Region and label listings
☆ ☆ ☆ ☆ ☆
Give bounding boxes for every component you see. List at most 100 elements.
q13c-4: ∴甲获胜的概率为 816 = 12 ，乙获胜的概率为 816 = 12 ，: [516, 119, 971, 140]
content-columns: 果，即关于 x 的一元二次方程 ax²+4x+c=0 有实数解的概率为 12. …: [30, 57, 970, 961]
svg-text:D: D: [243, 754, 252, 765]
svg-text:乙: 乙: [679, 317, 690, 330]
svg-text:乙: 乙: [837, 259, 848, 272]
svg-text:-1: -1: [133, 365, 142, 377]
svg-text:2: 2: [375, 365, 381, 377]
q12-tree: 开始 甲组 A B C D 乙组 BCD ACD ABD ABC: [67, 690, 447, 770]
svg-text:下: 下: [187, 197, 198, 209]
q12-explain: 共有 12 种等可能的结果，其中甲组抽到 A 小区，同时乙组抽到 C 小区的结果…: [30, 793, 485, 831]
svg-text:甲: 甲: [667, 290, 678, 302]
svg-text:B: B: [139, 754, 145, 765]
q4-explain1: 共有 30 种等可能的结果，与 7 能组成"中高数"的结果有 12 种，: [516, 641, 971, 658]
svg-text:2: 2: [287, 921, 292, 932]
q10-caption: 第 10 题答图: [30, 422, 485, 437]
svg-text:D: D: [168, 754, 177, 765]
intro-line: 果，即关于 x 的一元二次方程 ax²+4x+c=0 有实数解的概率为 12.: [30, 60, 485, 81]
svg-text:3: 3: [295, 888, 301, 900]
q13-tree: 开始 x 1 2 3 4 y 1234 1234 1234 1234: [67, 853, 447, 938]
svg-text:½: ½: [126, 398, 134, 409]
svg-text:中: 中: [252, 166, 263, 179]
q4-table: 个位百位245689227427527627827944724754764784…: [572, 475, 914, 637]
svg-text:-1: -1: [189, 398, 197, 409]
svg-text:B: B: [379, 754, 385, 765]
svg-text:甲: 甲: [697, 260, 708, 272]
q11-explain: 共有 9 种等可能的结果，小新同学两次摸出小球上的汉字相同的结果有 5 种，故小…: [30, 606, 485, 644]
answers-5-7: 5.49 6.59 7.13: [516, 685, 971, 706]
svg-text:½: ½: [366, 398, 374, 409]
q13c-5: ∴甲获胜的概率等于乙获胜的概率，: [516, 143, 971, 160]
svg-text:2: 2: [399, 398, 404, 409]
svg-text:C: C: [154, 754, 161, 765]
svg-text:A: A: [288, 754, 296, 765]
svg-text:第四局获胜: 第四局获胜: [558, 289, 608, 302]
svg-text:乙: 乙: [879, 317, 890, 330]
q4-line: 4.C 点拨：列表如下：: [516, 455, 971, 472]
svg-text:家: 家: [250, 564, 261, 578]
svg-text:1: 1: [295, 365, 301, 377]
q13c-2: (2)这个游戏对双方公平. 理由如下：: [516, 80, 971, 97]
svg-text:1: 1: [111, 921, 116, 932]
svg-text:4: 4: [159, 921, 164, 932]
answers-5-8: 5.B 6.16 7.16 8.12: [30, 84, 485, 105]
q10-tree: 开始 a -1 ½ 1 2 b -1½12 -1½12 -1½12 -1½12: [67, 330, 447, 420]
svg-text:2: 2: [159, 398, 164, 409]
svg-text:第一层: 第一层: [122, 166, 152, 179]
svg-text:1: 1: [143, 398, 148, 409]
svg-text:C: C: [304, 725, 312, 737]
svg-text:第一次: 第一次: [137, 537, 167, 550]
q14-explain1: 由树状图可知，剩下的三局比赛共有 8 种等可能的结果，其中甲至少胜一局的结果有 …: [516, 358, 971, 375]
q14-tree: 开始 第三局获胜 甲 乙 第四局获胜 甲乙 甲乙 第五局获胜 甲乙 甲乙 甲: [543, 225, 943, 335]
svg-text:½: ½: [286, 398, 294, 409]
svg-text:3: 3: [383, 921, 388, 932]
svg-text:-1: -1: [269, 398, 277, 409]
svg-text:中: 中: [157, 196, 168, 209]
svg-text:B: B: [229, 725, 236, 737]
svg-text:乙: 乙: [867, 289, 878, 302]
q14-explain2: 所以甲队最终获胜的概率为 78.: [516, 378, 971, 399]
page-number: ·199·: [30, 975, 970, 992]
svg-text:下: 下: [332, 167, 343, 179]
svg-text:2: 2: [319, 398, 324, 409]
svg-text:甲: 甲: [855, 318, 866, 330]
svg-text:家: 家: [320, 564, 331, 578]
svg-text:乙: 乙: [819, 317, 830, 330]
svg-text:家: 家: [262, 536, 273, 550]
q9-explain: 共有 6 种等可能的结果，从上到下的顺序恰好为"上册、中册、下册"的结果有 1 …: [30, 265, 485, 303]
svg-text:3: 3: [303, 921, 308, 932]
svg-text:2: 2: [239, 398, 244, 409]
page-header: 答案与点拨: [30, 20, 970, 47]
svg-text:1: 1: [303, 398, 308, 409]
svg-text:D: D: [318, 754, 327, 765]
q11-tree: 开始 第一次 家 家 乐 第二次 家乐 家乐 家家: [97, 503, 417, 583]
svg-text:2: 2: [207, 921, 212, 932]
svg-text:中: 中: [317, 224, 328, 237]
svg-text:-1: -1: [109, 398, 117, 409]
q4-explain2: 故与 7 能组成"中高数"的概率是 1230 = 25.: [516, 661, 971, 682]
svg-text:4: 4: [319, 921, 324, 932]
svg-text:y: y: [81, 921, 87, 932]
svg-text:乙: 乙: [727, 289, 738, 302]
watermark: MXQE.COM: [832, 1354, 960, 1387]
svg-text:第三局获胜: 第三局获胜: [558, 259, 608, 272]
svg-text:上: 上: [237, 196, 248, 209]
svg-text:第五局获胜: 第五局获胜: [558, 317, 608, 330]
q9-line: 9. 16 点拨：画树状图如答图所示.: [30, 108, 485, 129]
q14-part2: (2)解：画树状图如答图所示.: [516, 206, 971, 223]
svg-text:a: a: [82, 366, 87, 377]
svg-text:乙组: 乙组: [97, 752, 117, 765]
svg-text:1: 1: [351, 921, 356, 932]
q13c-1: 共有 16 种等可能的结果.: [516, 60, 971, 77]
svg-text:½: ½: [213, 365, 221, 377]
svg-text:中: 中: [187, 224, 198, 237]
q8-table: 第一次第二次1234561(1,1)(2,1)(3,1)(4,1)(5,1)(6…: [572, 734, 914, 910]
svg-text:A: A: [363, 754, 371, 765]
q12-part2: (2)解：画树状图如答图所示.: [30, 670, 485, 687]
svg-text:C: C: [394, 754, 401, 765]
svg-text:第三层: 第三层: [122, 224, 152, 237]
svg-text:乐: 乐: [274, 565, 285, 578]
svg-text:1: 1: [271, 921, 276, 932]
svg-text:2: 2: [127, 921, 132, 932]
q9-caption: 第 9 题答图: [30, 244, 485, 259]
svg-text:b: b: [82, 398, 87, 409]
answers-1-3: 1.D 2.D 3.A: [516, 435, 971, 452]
☆ ☆ ☆ ☆ ☆
Report each line in the listing above that contains the string "第四局获胜".

svg-text:第四局获胜: 第四局获胜: [558, 289, 608, 302]
q14-tree: 开始 第三局获胜 甲 乙 第四局获胜 甲乙 甲乙 第五局获胜 甲乙 甲乙 甲: [543, 225, 943, 335]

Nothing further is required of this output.